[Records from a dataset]
** begin **

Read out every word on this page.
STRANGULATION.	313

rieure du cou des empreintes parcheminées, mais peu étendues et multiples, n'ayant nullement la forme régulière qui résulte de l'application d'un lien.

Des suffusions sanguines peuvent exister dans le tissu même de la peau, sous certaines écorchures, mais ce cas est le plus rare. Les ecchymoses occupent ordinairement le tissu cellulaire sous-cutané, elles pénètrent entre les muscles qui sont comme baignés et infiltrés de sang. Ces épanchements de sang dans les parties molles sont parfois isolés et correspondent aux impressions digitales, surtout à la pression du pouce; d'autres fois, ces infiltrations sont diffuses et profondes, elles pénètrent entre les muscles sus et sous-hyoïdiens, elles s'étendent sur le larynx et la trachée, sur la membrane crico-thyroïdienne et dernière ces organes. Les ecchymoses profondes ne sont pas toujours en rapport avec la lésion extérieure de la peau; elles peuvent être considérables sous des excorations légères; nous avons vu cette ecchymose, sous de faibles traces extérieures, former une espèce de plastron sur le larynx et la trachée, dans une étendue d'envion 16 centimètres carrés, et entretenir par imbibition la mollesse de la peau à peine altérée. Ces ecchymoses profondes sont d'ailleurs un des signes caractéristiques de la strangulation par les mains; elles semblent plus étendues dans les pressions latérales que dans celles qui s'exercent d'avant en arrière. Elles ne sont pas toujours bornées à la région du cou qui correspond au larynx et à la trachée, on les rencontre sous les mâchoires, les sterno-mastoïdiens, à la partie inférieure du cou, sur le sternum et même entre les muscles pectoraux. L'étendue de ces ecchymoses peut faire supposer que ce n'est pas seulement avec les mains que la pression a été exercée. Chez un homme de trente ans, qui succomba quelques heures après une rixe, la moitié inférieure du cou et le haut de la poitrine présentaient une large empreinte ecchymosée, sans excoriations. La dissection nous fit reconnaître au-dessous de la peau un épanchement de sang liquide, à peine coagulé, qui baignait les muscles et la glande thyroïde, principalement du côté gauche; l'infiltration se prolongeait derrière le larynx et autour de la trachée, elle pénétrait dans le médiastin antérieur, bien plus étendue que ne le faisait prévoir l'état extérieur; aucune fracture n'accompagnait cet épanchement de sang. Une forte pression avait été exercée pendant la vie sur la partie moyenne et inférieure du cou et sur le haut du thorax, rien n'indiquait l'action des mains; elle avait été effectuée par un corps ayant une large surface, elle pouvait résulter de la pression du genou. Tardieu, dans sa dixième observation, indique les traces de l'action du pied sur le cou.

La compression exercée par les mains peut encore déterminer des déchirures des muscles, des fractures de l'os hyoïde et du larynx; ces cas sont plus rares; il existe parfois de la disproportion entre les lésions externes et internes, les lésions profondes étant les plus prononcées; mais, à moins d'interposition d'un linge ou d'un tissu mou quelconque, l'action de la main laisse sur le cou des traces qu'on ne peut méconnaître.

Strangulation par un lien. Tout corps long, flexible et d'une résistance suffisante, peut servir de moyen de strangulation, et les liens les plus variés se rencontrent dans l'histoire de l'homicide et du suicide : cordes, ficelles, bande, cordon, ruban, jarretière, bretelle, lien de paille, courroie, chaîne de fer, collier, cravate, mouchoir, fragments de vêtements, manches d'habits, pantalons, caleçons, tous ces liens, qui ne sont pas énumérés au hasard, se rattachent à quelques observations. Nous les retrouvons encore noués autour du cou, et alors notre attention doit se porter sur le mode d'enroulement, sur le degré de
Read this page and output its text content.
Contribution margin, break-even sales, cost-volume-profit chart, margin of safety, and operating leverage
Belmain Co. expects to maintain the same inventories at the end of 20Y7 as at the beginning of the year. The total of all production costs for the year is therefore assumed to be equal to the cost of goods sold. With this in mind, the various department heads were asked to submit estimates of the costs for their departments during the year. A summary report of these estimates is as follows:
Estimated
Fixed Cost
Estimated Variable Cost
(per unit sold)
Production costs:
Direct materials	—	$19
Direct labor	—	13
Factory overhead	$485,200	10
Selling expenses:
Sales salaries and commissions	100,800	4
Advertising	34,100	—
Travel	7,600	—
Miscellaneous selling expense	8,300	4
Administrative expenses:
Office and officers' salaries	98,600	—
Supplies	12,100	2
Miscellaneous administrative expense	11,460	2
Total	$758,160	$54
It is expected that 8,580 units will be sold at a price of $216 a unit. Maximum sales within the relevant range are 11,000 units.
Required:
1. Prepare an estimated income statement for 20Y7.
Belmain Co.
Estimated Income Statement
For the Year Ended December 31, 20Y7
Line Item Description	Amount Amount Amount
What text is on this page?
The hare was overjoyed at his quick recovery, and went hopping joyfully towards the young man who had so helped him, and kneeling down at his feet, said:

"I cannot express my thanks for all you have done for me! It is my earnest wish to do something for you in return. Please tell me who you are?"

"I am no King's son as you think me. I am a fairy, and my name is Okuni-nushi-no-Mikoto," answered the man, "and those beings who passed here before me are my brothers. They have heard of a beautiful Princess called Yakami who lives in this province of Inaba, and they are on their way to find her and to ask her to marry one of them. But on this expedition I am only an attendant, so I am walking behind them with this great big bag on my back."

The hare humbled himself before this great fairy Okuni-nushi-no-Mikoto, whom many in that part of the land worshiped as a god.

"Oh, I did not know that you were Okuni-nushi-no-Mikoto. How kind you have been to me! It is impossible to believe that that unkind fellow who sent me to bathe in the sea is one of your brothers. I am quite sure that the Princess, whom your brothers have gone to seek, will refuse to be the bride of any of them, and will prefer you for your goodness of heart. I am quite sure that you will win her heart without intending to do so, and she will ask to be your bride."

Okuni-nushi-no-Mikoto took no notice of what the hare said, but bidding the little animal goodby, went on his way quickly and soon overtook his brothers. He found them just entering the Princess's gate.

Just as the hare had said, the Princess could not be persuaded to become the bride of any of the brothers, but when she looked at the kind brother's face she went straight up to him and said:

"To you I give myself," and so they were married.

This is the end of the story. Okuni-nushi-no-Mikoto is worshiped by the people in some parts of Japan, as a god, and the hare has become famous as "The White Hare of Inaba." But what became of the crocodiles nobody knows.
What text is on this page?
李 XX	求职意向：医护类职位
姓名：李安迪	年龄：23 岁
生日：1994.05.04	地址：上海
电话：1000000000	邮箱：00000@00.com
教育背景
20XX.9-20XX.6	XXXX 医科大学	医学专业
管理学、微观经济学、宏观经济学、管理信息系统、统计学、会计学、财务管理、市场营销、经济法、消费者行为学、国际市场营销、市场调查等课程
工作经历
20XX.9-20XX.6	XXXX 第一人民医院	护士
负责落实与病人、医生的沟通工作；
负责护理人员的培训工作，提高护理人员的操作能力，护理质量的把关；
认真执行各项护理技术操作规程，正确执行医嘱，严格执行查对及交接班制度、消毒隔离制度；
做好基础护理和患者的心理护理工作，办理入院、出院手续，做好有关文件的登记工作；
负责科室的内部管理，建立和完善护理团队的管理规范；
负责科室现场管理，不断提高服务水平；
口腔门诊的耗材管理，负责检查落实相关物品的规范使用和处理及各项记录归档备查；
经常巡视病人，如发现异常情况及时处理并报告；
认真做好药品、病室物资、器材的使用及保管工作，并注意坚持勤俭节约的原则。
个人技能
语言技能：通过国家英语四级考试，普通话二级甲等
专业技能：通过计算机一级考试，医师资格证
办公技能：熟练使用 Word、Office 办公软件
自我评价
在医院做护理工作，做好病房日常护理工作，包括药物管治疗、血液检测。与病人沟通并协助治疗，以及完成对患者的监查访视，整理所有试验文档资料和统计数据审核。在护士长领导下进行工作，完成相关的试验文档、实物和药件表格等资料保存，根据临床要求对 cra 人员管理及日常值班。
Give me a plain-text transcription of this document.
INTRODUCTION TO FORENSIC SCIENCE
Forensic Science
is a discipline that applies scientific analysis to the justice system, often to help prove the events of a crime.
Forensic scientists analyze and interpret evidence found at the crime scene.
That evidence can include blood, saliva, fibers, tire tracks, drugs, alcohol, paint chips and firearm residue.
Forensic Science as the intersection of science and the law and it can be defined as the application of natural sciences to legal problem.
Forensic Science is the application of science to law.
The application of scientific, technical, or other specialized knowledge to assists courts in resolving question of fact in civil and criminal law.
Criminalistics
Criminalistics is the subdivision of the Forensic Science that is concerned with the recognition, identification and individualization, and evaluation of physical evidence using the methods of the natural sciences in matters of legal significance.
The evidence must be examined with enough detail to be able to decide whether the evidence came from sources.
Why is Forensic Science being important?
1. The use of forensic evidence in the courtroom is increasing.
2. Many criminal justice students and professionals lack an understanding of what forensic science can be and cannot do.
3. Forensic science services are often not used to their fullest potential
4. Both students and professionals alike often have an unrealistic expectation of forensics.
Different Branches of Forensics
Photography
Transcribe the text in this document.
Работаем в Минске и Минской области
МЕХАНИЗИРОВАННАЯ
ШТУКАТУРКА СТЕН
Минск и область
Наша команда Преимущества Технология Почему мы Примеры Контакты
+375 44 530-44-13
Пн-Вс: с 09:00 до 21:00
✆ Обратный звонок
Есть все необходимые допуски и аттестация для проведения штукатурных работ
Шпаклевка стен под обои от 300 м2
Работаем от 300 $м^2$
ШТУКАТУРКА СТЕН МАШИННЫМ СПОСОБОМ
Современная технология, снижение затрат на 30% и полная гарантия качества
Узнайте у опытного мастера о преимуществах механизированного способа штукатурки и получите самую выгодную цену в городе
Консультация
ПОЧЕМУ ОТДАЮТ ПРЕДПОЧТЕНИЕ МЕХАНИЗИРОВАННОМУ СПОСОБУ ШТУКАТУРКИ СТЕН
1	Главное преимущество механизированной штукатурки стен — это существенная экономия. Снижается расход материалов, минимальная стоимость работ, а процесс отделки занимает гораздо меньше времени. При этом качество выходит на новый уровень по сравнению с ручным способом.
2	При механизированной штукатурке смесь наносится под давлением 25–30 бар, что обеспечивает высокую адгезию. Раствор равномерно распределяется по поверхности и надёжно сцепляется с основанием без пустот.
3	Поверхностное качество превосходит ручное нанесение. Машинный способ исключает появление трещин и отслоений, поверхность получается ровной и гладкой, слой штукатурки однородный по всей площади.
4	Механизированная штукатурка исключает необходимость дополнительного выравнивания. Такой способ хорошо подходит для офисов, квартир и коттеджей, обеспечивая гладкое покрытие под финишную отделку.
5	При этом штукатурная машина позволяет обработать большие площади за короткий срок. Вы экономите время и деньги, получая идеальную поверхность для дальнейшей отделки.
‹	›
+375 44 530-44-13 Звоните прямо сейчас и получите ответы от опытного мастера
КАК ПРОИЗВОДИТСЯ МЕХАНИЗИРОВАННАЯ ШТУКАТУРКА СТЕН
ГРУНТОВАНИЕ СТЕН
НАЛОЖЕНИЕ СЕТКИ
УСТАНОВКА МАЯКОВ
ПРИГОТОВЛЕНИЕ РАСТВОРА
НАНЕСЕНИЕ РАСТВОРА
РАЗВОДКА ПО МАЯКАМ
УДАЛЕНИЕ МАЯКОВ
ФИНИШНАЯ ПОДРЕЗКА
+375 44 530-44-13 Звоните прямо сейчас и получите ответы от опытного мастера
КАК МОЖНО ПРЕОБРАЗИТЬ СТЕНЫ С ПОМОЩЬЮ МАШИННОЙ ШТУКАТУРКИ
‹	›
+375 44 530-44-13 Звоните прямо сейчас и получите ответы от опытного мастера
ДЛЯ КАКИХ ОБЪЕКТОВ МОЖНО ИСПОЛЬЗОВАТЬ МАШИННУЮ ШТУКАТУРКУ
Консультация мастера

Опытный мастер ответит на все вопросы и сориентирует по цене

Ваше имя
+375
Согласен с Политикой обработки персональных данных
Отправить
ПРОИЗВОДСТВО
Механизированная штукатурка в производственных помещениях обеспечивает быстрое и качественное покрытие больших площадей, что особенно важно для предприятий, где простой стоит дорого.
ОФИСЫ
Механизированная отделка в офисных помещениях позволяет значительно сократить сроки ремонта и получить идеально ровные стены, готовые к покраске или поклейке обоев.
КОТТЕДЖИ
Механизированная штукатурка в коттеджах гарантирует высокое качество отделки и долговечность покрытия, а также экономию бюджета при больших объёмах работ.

** end **

Where a line above holds the string "legal", show that line.

Forensic Science as the intersection of science and the law and it can be defined as the application of natural sciences to legal problem.
Criminalistics is the subdivision of the Forensic Science that is concerned with the recognition, identification and individualization, and evaluation of physical evidence using the methods of the natural sciences in matters of legal significance.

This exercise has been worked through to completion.